Pictures in the data below are not part of the copy; transcribe everything else exactly.
___ TASK DATA
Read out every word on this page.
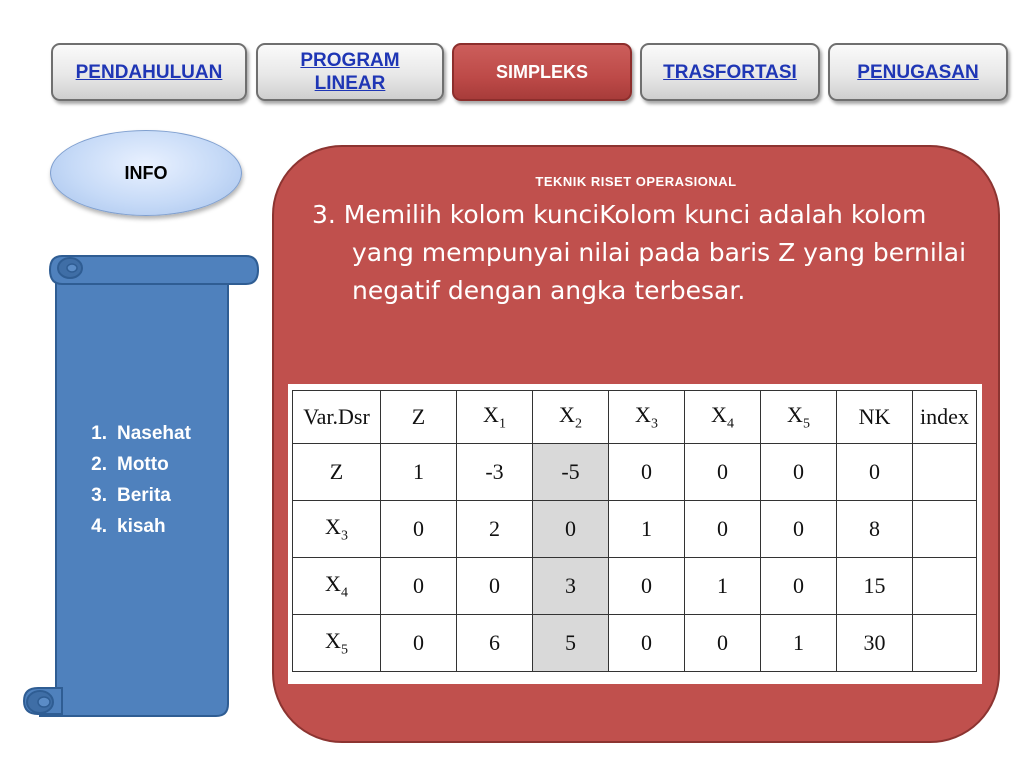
PENDAHULUAN
PROGRAM
LINEAR
SIMPLEKS	TRASFORTASI	PENUGASAN
INFO
1. Nasehat
2. Motto
3. Berita
4. kisah
TEKNIK RISET OPERASIONAL
3. Memilih kolom kunciKolom kunci adalah kolom yang mempunyai nilai pada baris Z yang bernilai negatif dengan angka terbesar.
Var.Dsr	Z	$X_1$	$X_2$	$X_3$	$X_4$	$X_5$	NK	index
Z	1	-3	-5	0	0	0	0	
$X_3$	0	2	0	1	0	0	8	
$X_4$	0	0	3	0	1	0	15	
$X_5$	0	6	5	0	0	1	30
______
◆ ANSWER TO THIS EXERCISE
Read out every word on this page.
PENDAHULUAN
PROGRAM
LINEAR
SIMPLEKS	TRASFORTASI	PENUGASAN
INFO
1. Nasehat
2. Motto
3. Berita
4. kisah
TEKNIK RISET OPERASIONAL
3. Memilih kolom kunciKolom kunci adalah kolom yang mempunyai nilai pada baris Z yang bernilai negatif dengan angka terbesar.
Var.Dsr	Z	$X_1$	$X_2$	$X_3$	$X_4$	$X_5$	NK	index
Z	1	-3	-5	0	0	0	0	
$X_3$	0	2	0	1	0	0	8	
$X_4$	0	0	3	0	1	0	15	
$X_5$	0	6	5	0	0	1	30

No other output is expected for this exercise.